TO BE DONE: From the listing, collect all lines containing the word "Index".

+--

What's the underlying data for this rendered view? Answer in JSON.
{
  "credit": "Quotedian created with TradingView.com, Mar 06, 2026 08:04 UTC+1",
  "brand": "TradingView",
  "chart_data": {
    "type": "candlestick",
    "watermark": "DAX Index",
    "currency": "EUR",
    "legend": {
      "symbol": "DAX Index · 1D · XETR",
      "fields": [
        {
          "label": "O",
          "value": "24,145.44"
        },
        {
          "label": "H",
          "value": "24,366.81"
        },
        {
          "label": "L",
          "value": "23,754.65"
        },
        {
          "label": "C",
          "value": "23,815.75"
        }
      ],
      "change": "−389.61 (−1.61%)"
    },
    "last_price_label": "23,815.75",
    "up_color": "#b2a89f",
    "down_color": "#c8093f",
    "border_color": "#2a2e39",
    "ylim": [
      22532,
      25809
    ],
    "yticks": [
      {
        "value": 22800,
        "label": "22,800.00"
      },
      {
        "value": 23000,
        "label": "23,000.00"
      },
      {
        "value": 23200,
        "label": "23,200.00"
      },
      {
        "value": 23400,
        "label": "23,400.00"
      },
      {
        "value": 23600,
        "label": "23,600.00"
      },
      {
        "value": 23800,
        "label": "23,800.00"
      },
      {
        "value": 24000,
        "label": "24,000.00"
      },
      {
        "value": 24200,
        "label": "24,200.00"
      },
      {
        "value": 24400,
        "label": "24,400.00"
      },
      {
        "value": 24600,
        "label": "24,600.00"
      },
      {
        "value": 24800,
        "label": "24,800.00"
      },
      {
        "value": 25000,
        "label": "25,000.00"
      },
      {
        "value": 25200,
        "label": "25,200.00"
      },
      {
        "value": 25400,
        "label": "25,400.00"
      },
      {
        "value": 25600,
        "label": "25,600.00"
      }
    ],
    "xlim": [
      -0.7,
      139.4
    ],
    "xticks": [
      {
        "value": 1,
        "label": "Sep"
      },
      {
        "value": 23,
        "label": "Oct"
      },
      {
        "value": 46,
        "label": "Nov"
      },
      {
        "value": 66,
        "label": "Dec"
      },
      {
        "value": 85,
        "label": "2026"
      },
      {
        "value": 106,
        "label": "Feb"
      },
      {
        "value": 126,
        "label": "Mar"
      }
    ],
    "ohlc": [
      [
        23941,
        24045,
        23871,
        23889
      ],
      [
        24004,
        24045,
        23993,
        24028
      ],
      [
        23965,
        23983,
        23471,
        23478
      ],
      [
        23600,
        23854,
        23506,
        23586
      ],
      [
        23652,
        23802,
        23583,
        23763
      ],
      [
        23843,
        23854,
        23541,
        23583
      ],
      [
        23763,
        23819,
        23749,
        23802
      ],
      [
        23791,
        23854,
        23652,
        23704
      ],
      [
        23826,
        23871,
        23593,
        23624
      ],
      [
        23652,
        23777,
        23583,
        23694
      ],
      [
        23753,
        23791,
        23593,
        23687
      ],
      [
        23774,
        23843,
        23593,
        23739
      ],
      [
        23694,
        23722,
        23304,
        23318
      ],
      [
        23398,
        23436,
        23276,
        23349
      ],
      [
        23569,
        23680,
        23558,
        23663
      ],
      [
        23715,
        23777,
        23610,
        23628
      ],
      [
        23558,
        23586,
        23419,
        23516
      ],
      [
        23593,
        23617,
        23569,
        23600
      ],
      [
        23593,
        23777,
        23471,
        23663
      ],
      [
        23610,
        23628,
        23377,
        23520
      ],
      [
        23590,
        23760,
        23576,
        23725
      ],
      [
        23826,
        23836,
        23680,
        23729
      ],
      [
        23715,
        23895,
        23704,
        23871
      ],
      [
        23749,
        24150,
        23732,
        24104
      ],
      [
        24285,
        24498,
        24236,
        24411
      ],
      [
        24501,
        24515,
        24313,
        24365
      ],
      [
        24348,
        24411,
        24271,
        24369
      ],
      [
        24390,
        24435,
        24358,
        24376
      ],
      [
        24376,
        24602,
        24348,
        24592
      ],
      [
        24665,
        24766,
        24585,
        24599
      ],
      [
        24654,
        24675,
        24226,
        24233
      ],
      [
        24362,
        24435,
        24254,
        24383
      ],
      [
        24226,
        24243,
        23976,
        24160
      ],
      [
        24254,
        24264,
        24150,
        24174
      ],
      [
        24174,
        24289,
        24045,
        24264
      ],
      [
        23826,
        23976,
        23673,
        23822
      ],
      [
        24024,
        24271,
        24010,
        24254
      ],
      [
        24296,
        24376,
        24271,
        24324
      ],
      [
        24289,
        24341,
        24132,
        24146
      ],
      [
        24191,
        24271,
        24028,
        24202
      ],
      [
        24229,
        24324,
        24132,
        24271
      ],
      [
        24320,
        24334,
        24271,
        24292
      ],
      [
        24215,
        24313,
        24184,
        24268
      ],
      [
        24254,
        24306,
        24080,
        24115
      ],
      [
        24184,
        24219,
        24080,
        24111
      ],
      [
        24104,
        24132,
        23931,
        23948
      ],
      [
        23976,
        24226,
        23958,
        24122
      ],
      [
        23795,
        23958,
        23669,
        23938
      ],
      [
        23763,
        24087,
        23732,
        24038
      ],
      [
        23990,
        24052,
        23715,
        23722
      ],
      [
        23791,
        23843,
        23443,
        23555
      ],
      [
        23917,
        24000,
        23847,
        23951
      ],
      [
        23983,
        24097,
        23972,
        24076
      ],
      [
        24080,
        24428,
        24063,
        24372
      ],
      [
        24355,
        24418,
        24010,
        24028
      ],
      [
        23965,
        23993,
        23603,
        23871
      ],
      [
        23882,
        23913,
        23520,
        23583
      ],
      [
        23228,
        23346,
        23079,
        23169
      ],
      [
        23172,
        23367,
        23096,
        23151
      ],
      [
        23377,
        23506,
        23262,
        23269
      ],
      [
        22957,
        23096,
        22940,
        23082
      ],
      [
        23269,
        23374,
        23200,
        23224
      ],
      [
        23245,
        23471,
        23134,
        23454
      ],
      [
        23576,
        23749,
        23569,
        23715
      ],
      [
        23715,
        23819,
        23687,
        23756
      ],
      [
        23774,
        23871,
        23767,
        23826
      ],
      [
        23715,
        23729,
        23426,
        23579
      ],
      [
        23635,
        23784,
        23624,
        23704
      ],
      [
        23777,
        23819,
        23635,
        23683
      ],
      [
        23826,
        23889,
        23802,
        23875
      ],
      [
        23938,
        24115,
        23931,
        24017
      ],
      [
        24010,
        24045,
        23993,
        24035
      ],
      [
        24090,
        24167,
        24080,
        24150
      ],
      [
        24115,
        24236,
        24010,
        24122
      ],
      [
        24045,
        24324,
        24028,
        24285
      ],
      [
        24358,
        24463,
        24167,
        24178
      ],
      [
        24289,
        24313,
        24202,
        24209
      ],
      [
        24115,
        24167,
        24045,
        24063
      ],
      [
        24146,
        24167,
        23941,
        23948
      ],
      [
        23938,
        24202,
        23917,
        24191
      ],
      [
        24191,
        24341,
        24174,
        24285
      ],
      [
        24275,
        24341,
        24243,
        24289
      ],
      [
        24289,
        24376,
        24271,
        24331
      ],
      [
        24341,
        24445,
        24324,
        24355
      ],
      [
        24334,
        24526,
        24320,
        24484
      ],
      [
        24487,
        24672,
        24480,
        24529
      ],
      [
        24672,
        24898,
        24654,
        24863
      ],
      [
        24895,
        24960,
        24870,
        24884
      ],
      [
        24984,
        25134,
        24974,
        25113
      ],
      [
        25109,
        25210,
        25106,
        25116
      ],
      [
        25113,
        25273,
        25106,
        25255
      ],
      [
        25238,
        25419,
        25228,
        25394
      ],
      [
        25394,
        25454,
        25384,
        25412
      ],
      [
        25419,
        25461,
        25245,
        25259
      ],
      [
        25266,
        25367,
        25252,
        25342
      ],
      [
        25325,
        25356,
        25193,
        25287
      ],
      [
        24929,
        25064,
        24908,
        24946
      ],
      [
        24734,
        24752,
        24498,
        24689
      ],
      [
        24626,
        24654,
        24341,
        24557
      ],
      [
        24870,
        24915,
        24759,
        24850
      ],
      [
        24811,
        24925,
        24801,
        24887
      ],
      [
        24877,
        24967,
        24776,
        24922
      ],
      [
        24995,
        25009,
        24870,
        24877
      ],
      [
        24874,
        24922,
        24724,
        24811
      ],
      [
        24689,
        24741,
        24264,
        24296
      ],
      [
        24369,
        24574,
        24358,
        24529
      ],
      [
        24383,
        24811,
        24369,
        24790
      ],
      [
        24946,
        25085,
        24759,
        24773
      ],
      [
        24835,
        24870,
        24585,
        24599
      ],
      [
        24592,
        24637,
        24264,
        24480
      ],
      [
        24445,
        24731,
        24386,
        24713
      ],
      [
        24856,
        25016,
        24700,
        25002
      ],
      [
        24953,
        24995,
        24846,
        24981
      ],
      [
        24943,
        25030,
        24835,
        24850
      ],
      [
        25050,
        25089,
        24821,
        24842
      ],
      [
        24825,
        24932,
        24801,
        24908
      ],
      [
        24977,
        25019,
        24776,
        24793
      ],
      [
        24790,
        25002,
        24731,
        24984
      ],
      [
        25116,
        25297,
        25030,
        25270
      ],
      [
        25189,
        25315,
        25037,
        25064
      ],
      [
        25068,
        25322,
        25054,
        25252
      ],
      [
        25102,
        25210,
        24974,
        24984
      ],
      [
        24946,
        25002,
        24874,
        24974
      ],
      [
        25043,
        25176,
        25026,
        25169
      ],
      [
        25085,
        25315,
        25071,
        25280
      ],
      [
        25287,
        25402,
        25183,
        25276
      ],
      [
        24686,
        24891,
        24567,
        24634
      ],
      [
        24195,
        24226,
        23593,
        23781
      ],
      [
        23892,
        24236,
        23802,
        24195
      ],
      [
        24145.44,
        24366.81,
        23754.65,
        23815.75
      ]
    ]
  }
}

+--

SOLUTION TO THE PROBLEM:
    "watermark": "DAX Index",
      "symbol": "DAX Index · 1D · XETR",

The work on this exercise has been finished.